Wherever the string "activité" appears in the listing, copy that line.

### Records shown
============
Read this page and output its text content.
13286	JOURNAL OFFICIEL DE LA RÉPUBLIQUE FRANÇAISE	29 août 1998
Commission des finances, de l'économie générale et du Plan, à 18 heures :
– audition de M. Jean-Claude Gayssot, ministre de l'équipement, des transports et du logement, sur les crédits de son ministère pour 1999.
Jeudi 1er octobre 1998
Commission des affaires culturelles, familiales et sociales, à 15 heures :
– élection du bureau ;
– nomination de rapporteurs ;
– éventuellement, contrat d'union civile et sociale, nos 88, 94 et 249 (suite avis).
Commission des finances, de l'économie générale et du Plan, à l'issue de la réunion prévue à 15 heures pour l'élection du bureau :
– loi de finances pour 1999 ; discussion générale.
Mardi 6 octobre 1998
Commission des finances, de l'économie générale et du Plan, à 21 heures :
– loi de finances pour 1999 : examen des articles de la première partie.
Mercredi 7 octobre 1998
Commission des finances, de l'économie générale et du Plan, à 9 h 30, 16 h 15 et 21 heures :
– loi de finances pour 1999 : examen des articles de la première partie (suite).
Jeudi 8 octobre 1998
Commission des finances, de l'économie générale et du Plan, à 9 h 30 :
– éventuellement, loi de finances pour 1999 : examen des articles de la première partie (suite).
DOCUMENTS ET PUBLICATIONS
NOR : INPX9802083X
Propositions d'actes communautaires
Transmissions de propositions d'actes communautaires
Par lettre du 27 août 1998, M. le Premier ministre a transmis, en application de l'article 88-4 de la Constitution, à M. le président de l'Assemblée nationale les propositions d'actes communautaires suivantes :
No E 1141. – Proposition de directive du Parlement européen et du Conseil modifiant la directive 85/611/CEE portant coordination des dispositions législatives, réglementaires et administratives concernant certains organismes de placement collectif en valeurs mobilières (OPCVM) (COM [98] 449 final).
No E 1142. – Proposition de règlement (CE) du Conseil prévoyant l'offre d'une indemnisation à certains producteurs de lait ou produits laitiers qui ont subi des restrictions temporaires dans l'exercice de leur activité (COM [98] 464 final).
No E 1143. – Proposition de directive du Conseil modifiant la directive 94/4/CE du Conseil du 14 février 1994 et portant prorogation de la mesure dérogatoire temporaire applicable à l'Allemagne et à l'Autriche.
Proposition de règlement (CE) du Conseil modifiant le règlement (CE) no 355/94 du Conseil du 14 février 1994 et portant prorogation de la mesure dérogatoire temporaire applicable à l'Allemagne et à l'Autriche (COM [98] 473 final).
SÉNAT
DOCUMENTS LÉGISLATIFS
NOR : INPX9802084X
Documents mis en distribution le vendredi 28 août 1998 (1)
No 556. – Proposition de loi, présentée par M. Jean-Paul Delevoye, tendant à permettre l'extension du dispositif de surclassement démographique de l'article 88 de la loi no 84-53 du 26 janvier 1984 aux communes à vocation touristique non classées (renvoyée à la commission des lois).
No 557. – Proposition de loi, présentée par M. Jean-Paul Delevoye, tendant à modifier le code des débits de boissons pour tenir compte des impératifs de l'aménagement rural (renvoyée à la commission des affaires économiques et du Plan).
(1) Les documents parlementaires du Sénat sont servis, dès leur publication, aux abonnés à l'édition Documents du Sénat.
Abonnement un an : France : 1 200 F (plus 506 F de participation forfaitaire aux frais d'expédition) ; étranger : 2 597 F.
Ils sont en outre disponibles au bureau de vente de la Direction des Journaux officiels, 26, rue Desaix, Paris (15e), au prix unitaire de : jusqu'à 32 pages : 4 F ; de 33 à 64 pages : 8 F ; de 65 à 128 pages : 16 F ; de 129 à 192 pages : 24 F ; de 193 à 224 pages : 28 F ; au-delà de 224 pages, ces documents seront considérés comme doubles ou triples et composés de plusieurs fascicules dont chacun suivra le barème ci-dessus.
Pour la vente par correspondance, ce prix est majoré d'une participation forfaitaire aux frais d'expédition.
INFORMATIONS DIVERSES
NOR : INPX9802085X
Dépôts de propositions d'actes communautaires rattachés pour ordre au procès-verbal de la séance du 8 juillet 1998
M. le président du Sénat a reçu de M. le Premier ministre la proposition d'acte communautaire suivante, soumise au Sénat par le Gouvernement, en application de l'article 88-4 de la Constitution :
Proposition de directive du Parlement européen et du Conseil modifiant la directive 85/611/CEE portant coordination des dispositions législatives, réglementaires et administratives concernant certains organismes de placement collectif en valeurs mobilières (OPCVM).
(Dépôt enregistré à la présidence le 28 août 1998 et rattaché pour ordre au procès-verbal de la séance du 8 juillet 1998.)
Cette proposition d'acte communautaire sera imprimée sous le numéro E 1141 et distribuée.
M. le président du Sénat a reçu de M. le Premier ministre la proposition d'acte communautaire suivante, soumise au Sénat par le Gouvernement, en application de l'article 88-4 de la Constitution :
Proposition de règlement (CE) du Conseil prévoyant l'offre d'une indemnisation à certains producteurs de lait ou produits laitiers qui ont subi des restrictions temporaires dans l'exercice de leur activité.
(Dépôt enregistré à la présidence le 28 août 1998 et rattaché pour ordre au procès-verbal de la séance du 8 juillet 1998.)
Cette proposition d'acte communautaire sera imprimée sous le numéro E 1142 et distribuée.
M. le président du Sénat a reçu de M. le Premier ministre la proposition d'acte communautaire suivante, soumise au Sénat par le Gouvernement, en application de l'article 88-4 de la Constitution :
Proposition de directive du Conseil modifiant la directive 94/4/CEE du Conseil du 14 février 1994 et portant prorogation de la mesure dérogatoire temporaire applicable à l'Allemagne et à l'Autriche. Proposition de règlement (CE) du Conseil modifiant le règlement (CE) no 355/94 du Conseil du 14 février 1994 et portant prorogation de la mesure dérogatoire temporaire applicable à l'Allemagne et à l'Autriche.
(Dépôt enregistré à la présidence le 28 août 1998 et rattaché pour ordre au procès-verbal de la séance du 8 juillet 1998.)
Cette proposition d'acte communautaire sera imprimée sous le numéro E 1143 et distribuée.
============
### Result of the task
No E 1142. – Proposition de règlement (CE) du Conseil prévoyant l'offre d'une indemnisation à certains producteurs de lait ou produits laitiers qui ont subi des restrictions temporaires dans l'exercice de leur activité (COM [98] 464 final).
Proposition de règlement (CE) du Conseil prévoyant l'offre d'une indemnisation à certains producteurs de lait ou produits laitiers qui ont subi des restrictions temporaires dans l'exercice de leur activité.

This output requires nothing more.